GIVEN TASK:
Look through the data below and report how many lines include "innovation". Only the number should be given.

Records excerpted from a collection:

--------------------------------------------------

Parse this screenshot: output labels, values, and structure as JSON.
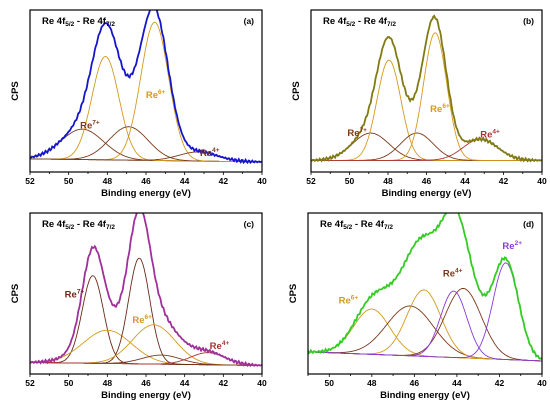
{
  "chart_data": [
    {
      "type": "line",
      "panel_label": "(a)",
      "title": {
        "base": "Re 4f",
        "sub1": "5/2",
        "mid": " - Re 4f",
        "sub2": "7/2"
      },
      "xlabel": "Binding energy (eV)",
      "ylabel": "CPS",
      "xlim": [
        52,
        40
      ],
      "ylim": [
        0,
        1
      ],
      "x_ticks": [
        52,
        50,
        48,
        46,
        44,
        42,
        40
      ],
      "background": [
        0.06,
        0.04
      ],
      "envelope_color": "#1515cc",
      "components": [
        {
          "name": "Re",
          "charge": "7+",
          "center": 49.3,
          "height": 0.2,
          "width": 1.1,
          "color": "#7a3a1a",
          "label_x": 48.9,
          "label_y": 0.26
        },
        {
          "name": "",
          "charge": "",
          "center": 48.1,
          "height": 0.68,
          "width": 0.7,
          "color": "#d49a1c"
        },
        {
          "name": "Re",
          "charge": "6+",
          "center": 46.9,
          "height": 0.22,
          "width": 1.0,
          "color": "#7a3a1a"
        },
        {
          "name": "Re",
          "charge": "6+",
          "center": 45.55,
          "height": 0.91,
          "width": 0.72,
          "color": "#d49a1c",
          "label_x": 45.5,
          "label_y": 0.46
        },
        {
          "name": "Re",
          "charge": "4+",
          "center": 43.3,
          "height": 0.06,
          "width": 1.0,
          "color": "#7a3a1a",
          "label_x": 42.7,
          "label_y": 0.08
        }
      ]
    },
    {
      "type": "line",
      "panel_label": "(b)",
      "title": {
        "base": "Re 4f",
        "sub1": "5/2",
        "mid": " - Re 4f",
        "sub2": "7/2"
      },
      "xlabel": "Binding energy (eV)",
      "ylabel": "CPS",
      "xlim": [
        52,
        40
      ],
      "ylim": [
        0,
        1
      ],
      "x_ticks": [
        52,
        50,
        48,
        46,
        44,
        42,
        40
      ],
      "background": [
        0.05,
        0.05
      ],
      "envelope_color": "#807a14",
      "components": [
        {
          "name": "Re",
          "charge": "7+",
          "center": 48.9,
          "height": 0.18,
          "width": 0.95,
          "color": "#7a3a1a",
          "label_x": 49.6,
          "label_y": 0.21
        },
        {
          "name": "",
          "charge": "",
          "center": 47.95,
          "height": 0.66,
          "width": 0.62,
          "color": "#d49a1c"
        },
        {
          "name": "",
          "charge": "",
          "center": 46.5,
          "height": 0.18,
          "width": 0.85,
          "color": "#7a3a1a"
        },
        {
          "name": "Re",
          "charge": "6+",
          "center": 45.55,
          "height": 0.84,
          "width": 0.6,
          "color": "#d49a1c",
          "label_x": 45.3,
          "label_y": 0.37
        },
        {
          "name": "Re",
          "charge": "4+",
          "center": 43.2,
          "height": 0.14,
          "width": 0.9,
          "color": "#aa3333",
          "label_x": 42.7,
          "label_y": 0.2
        }
      ]
    },
    {
      "type": "line",
      "panel_label": "(c)",
      "title": {
        "base": "Re 4f",
        "sub1": "5/2",
        "mid": " - Re 4f",
        "sub2": "7/2"
      },
      "xlabel": "Binding energy (eV)",
      "ylabel": "CPS",
      "xlim": [
        52,
        40
      ],
      "ylim": [
        0,
        1
      ],
      "x_ticks": [
        52,
        50,
        48,
        46,
        44,
        42,
        40
      ],
      "background": [
        0.05,
        0.03
      ],
      "envelope_color": "#a0309a",
      "components": [
        {
          "name": "Re",
          "charge": "7+",
          "center": 48.75,
          "height": 0.58,
          "width": 0.55,
          "color": "#6a2a18",
          "label_x": 49.7,
          "label_y": 0.48
        },
        {
          "name": "",
          "charge": "",
          "center": 48.0,
          "height": 0.22,
          "width": 1.25,
          "color": "#d49a1c"
        },
        {
          "name": "",
          "charge": "",
          "center": 46.35,
          "height": 0.7,
          "width": 0.55,
          "color": "#6a2a18"
        },
        {
          "name": "Re",
          "charge": "6+",
          "center": 45.6,
          "height": 0.26,
          "width": 1.1,
          "color": "#d49a1c",
          "label_x": 46.2,
          "label_y": 0.31
        },
        {
          "name": "",
          "charge": "",
          "center": 45.2,
          "height": 0.06,
          "width": 1.0,
          "color": "#7a3a1a"
        },
        {
          "name": "Re",
          "charge": "4+",
          "center": 42.8,
          "height": 0.08,
          "width": 0.9,
          "color": "#aa3333",
          "label_x": 42.2,
          "label_y": 0.14
        }
      ]
    },
    {
      "type": "line",
      "panel_label": "(d)",
      "title": {
        "base": "Re 4f",
        "sub1": "5/2",
        "mid": " - Re 4f",
        "sub2": "7/2"
      },
      "xlabel": "Binding energy (eV)",
      "ylabel": "CPS",
      "xlim": [
        51,
        40
      ],
      "ylim": [
        0,
        1
      ],
      "x_ticks": [
        50,
        48,
        46,
        44,
        42,
        40
      ],
      "background": [
        0.12,
        0.06
      ],
      "envelope_color": "#33cc22",
      "components": [
        {
          "name": "Re",
          "charge": "6+",
          "center": 48.0,
          "height": 0.3,
          "width": 0.85,
          "color": "#d49a1c",
          "label_x": 49.1,
          "label_y": 0.44
        },
        {
          "name": "",
          "charge": "",
          "center": 46.2,
          "height": 0.33,
          "width": 1.1,
          "color": "#7a3a1a"
        },
        {
          "name": "",
          "charge": "",
          "center": 45.55,
          "height": 0.44,
          "width": 0.8,
          "color": "#d49a1c"
        },
        {
          "name": "Re",
          "charge": "4+",
          "center": 43.7,
          "height": 0.46,
          "width": 0.85,
          "color": "#7a3a1a",
          "label_x": 44.2,
          "label_y": 0.62
        },
        {
          "name": "",
          "charge": "",
          "center": 44.15,
          "height": 0.44,
          "width": 0.62,
          "color": "#8a3ad8"
        },
        {
          "name": "Re",
          "charge": "2+",
          "center": 41.7,
          "height": 0.64,
          "width": 0.6,
          "color": "#8a3ad8",
          "label_x": 41.4,
          "label_y": 0.8
        }
      ]
    }
  ]
}
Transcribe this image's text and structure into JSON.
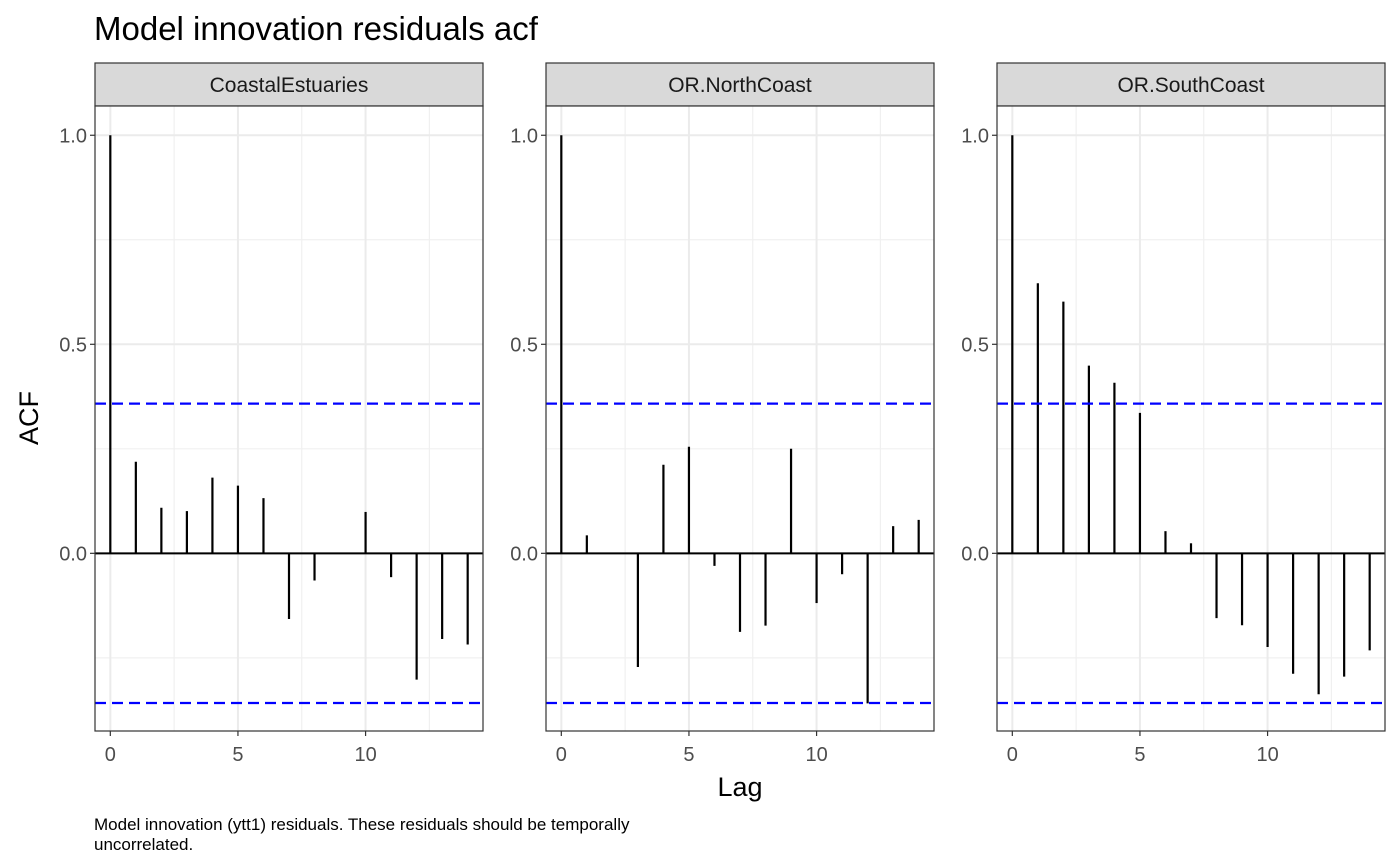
{
  "chart_data": {
    "type": "bar",
    "title": "Model innovation residuals acf",
    "xlabel": "Lag",
    "ylabel": "ACF",
    "caption": [
      "Model innovation (ytt1) residuals. These residuals should be temporally",
      "uncorrelated."
    ],
    "xlim": [
      -0.6,
      14.6
    ],
    "ylim": [
      -0.425,
      1.07
    ],
    "x_ticks": [
      0,
      5,
      10
    ],
    "x_tick_labels": [
      "0",
      "5",
      "10"
    ],
    "y_ticks": [
      1.0,
      0.5,
      0.0
    ],
    "y_tick_labels": [
      "1.0",
      "0.5",
      "0.0"
    ],
    "confidence_bound": 0.358,
    "confidence_color": "#0000ff",
    "grid": true,
    "lags": [
      0,
      1,
      2,
      3,
      4,
      5,
      6,
      7,
      8,
      9,
      10,
      11,
      12,
      13,
      14
    ],
    "panels": [
      {
        "name": "CoastalEstuaries",
        "values": [
          1.0,
          0.219,
          0.109,
          0.101,
          0.181,
          0.162,
          0.132,
          -0.157,
          -0.065,
          0.0,
          0.099,
          -0.057,
          -0.302,
          -0.205,
          -0.218
        ]
      },
      {
        "name": "OR.NorthCoast",
        "values": [
          1.0,
          0.043,
          0.0,
          -0.272,
          0.212,
          0.255,
          -0.03,
          -0.188,
          -0.173,
          0.25,
          -0.119,
          -0.05,
          -0.359,
          0.065,
          0.08
        ]
      },
      {
        "name": "OR.SouthCoast",
        "values": [
          1.0,
          0.646,
          0.602,
          0.449,
          0.408,
          0.336,
          0.053,
          0.024,
          -0.155,
          -0.172,
          -0.224,
          -0.288,
          -0.337,
          -0.295,
          -0.232
        ]
      }
    ]
  }
}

--------------------------------------------------

SOLUTION TO THIS PROBLEM:
2